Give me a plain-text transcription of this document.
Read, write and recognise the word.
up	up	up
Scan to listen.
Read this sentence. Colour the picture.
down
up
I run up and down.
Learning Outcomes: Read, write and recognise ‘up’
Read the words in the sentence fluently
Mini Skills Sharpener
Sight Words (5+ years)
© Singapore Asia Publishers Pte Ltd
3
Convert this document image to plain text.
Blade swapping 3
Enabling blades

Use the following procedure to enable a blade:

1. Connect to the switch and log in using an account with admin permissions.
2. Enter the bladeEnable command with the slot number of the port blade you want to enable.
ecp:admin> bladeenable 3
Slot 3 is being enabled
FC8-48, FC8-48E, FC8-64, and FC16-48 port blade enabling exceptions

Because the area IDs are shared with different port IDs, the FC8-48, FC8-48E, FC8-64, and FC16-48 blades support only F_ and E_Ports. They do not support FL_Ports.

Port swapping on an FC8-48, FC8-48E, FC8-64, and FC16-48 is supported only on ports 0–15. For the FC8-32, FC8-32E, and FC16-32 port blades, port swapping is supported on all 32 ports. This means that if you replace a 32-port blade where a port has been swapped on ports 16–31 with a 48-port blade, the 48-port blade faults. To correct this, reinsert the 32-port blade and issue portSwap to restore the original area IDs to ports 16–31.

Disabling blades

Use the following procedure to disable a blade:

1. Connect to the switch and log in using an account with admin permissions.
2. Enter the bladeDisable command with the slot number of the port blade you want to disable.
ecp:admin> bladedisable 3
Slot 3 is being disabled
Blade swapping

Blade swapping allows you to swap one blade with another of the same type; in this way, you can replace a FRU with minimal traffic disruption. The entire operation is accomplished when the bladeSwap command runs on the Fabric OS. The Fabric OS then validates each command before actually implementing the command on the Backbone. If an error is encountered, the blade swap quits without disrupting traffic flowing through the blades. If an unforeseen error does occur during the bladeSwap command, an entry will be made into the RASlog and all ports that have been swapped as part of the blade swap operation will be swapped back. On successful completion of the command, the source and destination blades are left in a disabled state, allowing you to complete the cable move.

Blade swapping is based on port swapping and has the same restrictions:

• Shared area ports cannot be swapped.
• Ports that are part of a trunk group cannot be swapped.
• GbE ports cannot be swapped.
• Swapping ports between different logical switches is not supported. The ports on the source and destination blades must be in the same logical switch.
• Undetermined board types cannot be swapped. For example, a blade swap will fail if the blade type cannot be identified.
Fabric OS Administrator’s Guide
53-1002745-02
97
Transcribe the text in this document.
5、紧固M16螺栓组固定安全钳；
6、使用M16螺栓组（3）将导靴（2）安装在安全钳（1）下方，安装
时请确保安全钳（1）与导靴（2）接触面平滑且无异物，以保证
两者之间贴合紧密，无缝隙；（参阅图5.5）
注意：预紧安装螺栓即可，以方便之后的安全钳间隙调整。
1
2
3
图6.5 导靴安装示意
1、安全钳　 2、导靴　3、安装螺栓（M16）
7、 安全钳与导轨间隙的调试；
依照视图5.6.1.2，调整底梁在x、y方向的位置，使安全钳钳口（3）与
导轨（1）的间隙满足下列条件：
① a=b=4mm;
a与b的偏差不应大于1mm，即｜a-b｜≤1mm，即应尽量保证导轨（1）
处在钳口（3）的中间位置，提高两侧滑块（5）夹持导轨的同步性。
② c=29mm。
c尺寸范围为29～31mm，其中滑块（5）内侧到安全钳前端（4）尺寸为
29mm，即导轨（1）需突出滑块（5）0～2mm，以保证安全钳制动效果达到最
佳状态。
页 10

------

**Requirements:** Each record must be repeated exactly as it is.

**Correct result:**
Give me a plain-text transcription of this document.
Read, write and recognise the word.
up	up	up
Scan to listen.
Read this sentence. Colour the picture.
down
up
I run up and down.
Learning Outcomes: Read, write and recognise ‘up’
Read the words in the sentence fluently
Mini Skills Sharpener
Sight Words (5+ years)
© Singapore Asia Publishers Pte Ltd
3
Convert this document image to plain text.
Blade swapping 3
Enabling blades

Use the following procedure to enable a blade:

1. Connect to the switch and log in using an account with admin permissions.
2. Enter the bladeEnable command with the slot number of the port blade you want to enable.
ecp:admin> bladeenable 3
Slot 3 is being enabled
FC8-48, FC8-48E, FC8-64, and FC16-48 port blade enabling exceptions

Because the area IDs are shared with different port IDs, the FC8-48, FC8-48E, FC8-64, and FC16-48 blades support only F_ and E_Ports. They do not support FL_Ports.

Port swapping on an FC8-48, FC8-48E, FC8-64, and FC16-48 is supported only on ports 0–15. For the FC8-32, FC8-32E, and FC16-32 port blades, port swapping is supported on all 32 ports. This means that if you replace a 32-port blade where a port has been swapped on ports 16–31 with a 48-port blade, the 48-port blade faults. To correct this, reinsert the 32-port blade and issue portSwap to restore the original area IDs to ports 16–31.

Disabling blades

Use the following procedure to disable a blade:

1. Connect to the switch and log in using an account with admin permissions.
2. Enter the bladeDisable command with the slot number of the port blade you want to disable.
ecp:admin> bladedisable 3
Slot 3 is being disabled
Blade swapping

Blade swapping allows you to swap one blade with another of the same type; in this way, you can replace a FRU with minimal traffic disruption. The entire operation is accomplished when the bladeSwap command runs on the Fabric OS. The Fabric OS then validates each command before actually implementing the command on the Backbone. If an error is encountered, the blade swap quits without disrupting traffic flowing through the blades. If an unforeseen error does occur during the bladeSwap command, an entry will be made into the RASlog and all ports that have been swapped as part of the blade swap operation will be swapped back. On successful completion of the command, the source and destination blades are left in a disabled state, allowing you to complete the cable move.

Blade swapping is based on port swapping and has the same restrictions:

• Shared area ports cannot be swapped.
• Ports that are part of a trunk group cannot be swapped.
• GbE ports cannot be swapped.
• Swapping ports between different logical switches is not supported. The ports on the source and destination blades must be in the same logical switch.
• Undetermined board types cannot be swapped. For example, a blade swap will fail if the blade type cannot be identified.
Fabric OS Administrator’s Guide
53-1002745-02
97
Transcribe the text in this document.
5、紧固M16螺栓组固定安全钳；
6、使用M16螺栓组（3）将导靴（2）安装在安全钳（1）下方，安装
时请确保安全钳（1）与导靴（2）接触面平滑且无异物，以保证
两者之间贴合紧密，无缝隙；（参阅图5.5）
注意：预紧安装螺栓即可，以方便之后的安全钳间隙调整。
1
2
3
图6.5 导靴安装示意
1、安全钳　 2、导靴　3、安装螺栓（M16）
7、 安全钳与导轨间隙的调试；
依照视图5.6.1.2，调整底梁在x、y方向的位置，使安全钳钳口（3）与
导轨（1）的间隙满足下列条件：
① a=b=4mm;
a与b的偏差不应大于1mm，即｜a-b｜≤1mm，即应尽量保证导轨（1）
处在钳口（3）的中间位置，提高两侧滑块（5）夹持导轨的同步性。
② c=29mm。
c尺寸范围为29～31mm，其中滑块（5）内侧到安全钳前端（4）尺寸为
29mm，即导轨（1）需突出滑块（5）0～2mm，以保证安全钳制动效果达到最
佳状态。
页 10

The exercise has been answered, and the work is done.